Information supplied START
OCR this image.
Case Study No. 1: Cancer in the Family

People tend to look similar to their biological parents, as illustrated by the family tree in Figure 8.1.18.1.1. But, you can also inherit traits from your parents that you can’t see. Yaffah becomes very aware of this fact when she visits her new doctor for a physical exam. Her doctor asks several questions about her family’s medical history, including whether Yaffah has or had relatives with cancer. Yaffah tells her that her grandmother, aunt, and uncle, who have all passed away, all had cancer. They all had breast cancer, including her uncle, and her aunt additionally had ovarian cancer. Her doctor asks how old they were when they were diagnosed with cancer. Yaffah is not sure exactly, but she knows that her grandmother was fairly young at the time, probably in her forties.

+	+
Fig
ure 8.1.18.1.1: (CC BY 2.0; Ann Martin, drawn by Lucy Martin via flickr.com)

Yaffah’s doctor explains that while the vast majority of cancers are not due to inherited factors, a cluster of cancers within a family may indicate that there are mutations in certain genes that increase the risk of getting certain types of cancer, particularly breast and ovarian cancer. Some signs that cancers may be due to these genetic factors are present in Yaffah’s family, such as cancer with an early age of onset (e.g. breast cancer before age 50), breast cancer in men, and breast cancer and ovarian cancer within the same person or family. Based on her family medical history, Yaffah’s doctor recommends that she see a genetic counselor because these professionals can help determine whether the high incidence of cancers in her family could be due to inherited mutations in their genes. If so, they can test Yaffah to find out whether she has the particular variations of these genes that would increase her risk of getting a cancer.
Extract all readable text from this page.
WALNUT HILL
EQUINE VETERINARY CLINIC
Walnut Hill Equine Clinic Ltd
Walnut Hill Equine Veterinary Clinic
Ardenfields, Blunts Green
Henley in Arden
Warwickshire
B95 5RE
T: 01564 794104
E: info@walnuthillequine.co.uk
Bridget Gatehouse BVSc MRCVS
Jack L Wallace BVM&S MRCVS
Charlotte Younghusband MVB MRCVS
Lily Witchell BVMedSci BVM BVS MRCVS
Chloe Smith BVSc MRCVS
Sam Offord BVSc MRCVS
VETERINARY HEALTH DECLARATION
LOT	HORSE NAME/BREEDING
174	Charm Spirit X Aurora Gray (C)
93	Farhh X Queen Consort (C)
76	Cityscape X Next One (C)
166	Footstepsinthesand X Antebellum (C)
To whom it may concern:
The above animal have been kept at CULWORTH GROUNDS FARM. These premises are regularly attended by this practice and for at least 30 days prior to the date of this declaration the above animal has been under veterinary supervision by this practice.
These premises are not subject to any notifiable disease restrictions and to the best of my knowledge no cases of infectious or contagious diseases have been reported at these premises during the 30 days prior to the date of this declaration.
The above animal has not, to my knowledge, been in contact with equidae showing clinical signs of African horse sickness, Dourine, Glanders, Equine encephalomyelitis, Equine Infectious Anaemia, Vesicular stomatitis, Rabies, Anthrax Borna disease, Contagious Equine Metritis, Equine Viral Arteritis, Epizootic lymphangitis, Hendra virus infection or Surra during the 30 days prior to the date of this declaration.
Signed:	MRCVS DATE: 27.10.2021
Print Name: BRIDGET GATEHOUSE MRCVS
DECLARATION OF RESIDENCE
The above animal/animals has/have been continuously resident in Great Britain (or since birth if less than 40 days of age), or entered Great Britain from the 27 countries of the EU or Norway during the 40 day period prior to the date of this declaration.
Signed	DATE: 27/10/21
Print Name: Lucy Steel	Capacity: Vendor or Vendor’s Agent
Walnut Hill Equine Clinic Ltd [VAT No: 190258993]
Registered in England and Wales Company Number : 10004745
Information supplied END
> Exercise aim:
The lines you return should be those above that contain the word "premises", every one of them.

> Finished task:
The above animal have been kept at CULWORTH GROUNDS FARM. These premises are regularly attended by this practice and for at least 30 days prior to the date of this declaration the above animal has been under veterinary supervision by this practice.
These premises are not subject to any notifiable disease restrictions and to the best of my knowledge no cases of infectious or contagious diseases have been reported at these premises during the 30 days prior to the date of this declaration.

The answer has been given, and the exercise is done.